**Instruction:**
Sift the listing for lines that hold the string "action" and pull them out.
:::::
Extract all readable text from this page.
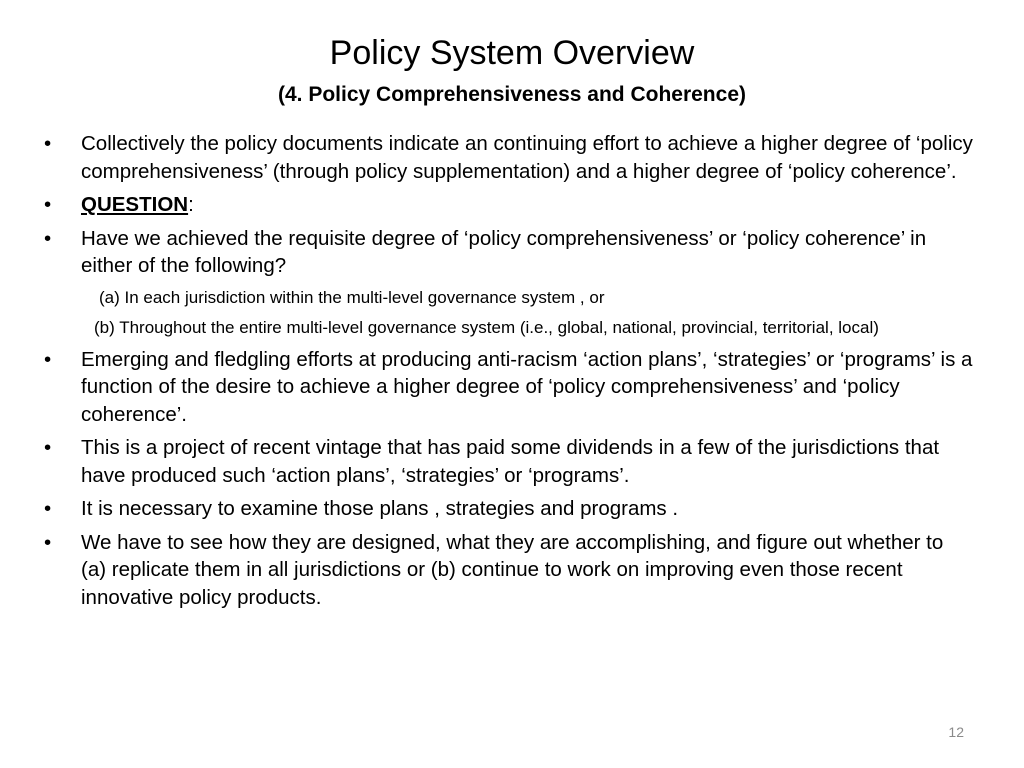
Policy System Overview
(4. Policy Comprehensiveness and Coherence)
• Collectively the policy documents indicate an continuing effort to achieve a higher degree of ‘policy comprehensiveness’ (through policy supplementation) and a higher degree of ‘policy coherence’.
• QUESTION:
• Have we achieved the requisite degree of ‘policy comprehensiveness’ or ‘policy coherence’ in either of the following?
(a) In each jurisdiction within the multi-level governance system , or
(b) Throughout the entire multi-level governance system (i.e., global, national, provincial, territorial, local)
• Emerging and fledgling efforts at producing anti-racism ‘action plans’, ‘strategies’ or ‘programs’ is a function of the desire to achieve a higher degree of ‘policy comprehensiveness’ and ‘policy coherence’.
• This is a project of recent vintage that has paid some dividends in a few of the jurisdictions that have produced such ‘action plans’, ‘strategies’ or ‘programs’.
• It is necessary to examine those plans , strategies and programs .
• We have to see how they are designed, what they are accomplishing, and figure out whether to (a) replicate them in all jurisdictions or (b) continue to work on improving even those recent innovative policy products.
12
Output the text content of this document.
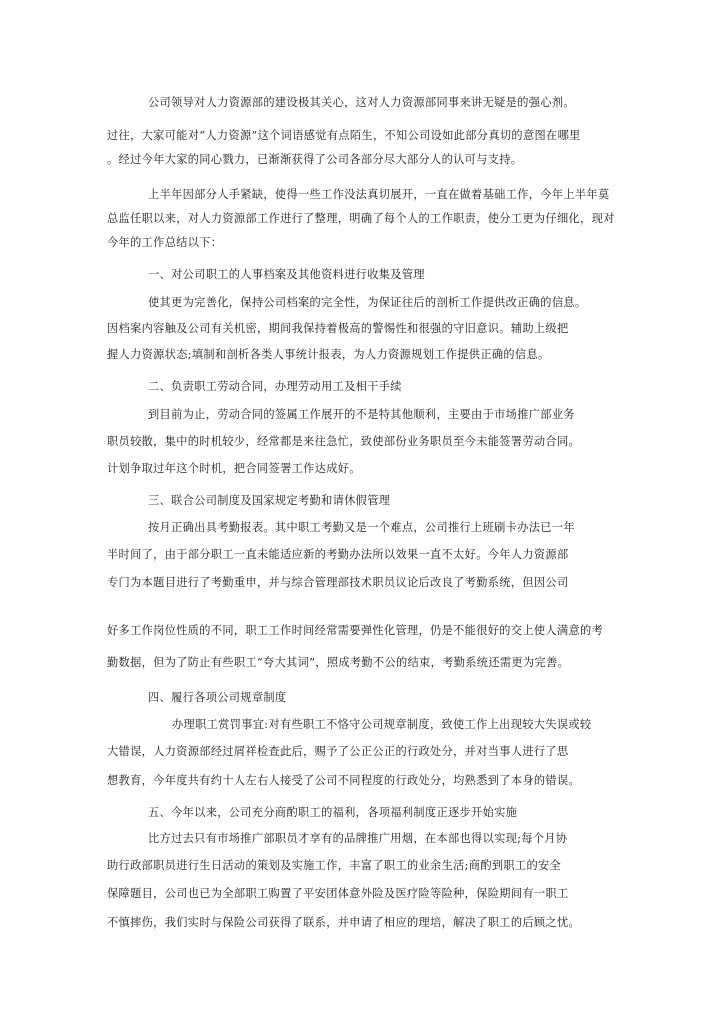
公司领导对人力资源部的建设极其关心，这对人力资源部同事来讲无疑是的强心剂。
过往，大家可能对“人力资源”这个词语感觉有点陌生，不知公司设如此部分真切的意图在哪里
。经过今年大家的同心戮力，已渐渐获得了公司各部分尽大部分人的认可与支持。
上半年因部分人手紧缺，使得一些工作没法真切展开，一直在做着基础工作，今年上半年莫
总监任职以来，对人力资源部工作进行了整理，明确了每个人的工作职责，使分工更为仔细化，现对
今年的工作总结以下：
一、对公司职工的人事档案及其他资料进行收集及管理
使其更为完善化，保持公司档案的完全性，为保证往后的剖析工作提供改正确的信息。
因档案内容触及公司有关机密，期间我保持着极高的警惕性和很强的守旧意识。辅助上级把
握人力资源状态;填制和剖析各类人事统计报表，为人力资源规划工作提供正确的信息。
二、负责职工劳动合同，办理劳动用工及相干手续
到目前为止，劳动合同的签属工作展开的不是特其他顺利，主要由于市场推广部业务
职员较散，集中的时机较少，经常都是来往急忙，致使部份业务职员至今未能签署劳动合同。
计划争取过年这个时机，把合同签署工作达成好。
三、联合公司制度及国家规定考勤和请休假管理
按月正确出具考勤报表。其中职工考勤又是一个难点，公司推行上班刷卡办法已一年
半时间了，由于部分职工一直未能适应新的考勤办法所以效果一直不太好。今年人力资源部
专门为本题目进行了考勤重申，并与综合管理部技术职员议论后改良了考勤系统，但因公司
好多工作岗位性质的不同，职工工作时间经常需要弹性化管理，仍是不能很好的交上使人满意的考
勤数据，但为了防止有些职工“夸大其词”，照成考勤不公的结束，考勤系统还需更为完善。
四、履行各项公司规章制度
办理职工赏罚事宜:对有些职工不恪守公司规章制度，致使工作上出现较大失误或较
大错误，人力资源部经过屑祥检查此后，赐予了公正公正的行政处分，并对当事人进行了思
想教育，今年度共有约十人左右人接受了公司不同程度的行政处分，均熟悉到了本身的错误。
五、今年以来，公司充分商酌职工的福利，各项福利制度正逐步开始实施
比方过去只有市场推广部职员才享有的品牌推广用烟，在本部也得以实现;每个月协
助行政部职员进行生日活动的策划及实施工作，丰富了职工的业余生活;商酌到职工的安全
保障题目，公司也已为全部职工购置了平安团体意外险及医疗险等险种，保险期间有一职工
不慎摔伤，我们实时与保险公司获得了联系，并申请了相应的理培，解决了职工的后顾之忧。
:::::
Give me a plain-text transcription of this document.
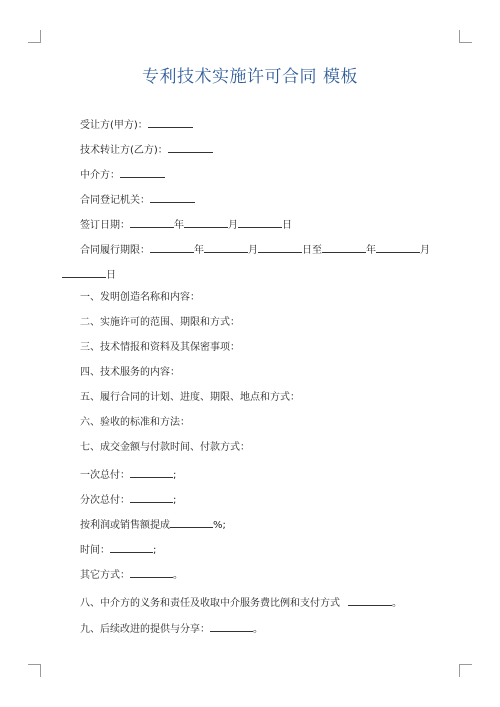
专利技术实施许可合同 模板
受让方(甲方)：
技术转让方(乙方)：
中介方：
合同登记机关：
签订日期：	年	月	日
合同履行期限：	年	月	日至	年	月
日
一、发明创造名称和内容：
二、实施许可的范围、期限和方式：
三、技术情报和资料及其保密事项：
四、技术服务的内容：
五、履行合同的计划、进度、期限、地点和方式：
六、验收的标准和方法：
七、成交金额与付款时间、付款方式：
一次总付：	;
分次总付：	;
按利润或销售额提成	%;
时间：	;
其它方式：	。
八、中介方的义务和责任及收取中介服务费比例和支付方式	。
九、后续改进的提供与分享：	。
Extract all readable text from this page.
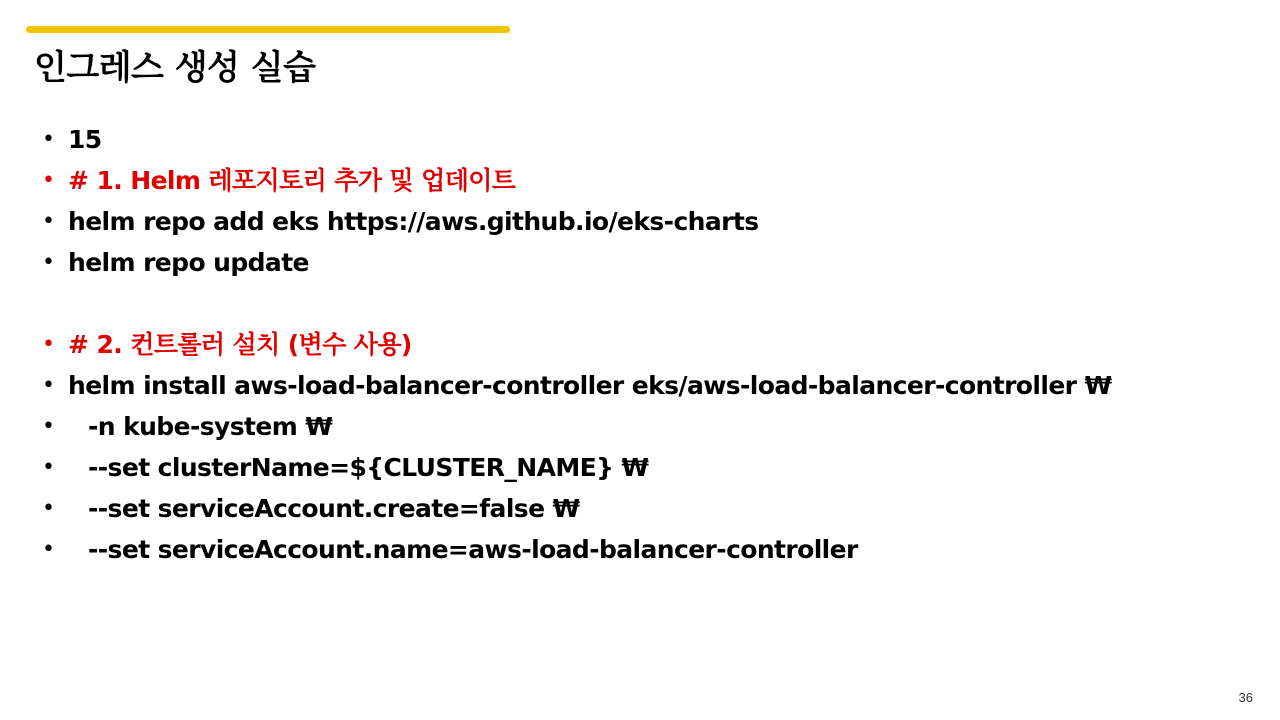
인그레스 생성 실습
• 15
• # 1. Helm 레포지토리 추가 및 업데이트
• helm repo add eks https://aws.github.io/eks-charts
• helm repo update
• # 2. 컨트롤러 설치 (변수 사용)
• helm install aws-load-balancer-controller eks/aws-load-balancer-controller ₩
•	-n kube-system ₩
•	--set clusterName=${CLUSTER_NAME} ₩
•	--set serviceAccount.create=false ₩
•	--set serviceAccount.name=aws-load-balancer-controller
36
:::::
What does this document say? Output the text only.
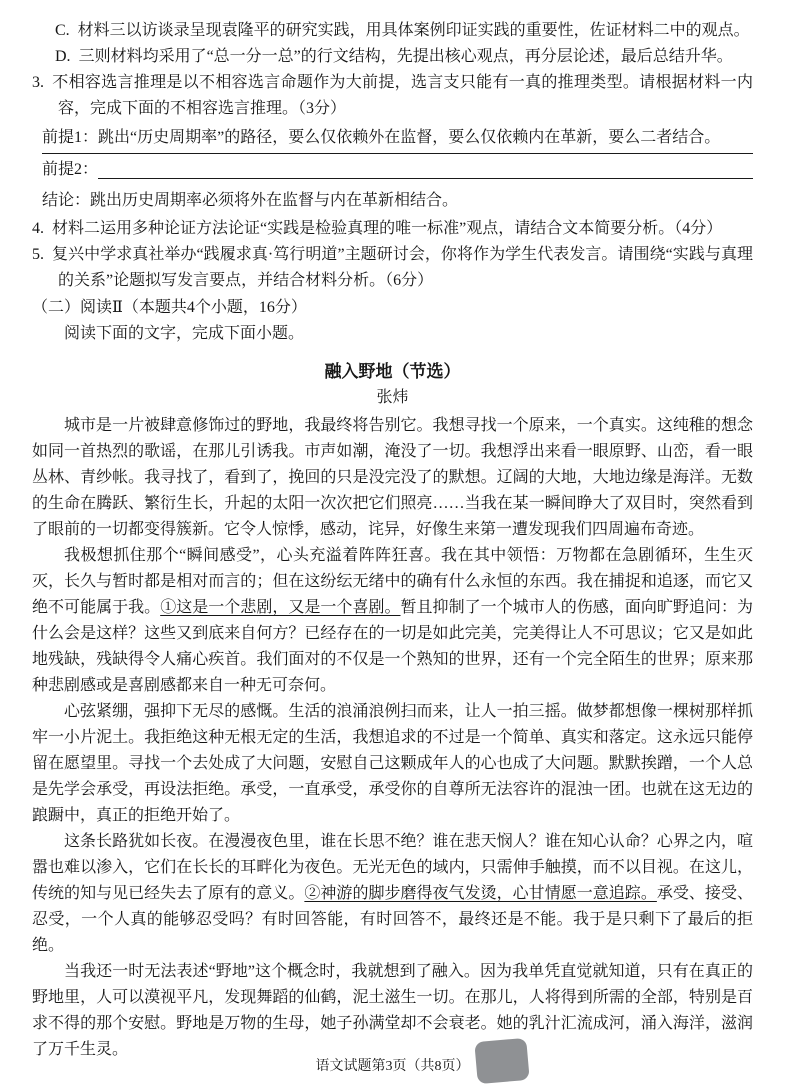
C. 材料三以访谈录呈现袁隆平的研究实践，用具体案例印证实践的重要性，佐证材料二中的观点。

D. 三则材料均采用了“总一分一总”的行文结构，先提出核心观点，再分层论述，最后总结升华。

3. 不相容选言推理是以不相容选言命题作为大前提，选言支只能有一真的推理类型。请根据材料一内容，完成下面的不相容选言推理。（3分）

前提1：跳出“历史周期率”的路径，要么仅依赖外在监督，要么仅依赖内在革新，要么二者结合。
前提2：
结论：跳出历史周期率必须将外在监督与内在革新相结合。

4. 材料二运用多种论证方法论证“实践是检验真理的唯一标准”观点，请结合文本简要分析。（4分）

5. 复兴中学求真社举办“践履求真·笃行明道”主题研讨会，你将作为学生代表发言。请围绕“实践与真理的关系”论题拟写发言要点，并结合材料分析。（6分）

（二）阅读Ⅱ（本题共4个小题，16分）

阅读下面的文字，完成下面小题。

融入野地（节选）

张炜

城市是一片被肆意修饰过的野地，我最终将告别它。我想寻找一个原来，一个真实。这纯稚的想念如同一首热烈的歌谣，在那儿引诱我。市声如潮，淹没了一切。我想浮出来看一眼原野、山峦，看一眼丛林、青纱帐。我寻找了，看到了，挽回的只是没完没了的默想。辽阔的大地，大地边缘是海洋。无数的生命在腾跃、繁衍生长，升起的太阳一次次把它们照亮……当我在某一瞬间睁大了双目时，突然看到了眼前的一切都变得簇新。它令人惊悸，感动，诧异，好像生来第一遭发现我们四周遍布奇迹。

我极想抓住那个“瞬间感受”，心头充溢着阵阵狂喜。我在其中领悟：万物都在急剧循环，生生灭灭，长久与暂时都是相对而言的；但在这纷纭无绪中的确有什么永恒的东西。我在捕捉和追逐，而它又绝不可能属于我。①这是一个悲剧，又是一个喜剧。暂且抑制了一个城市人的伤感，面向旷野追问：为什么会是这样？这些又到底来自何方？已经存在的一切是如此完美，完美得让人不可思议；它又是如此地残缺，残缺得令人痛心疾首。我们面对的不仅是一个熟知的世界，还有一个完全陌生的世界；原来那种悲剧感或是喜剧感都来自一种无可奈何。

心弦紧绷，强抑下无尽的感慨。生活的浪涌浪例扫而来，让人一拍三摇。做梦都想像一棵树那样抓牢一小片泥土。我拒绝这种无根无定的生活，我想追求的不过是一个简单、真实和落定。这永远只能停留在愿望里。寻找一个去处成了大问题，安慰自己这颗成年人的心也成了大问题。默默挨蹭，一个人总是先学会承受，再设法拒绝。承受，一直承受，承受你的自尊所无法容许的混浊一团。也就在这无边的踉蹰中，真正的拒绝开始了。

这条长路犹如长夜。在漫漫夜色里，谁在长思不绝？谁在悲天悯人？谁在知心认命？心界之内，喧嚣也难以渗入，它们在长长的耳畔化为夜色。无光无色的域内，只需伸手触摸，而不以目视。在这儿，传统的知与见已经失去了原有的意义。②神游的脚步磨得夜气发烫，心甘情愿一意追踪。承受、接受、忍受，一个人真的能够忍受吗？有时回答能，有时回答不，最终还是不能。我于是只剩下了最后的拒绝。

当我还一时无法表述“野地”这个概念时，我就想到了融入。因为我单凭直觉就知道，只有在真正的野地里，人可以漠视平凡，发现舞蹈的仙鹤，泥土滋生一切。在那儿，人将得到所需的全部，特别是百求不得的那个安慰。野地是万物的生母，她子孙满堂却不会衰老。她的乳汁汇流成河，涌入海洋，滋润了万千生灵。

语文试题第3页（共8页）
:::::
**Result for this task:**
• Emerging and fledgling efforts at producing anti-racism ‘action plans’, ‘strategies’ or ‘programs’ is a function of the desire to achieve a higher degree of ‘policy comprehensiveness’ and ‘policy coherence’.
• This is a project of recent vintage that has paid some dividends in a few of the jurisdictions that have produced such ‘action plans’, ‘strategies’ or ‘programs’.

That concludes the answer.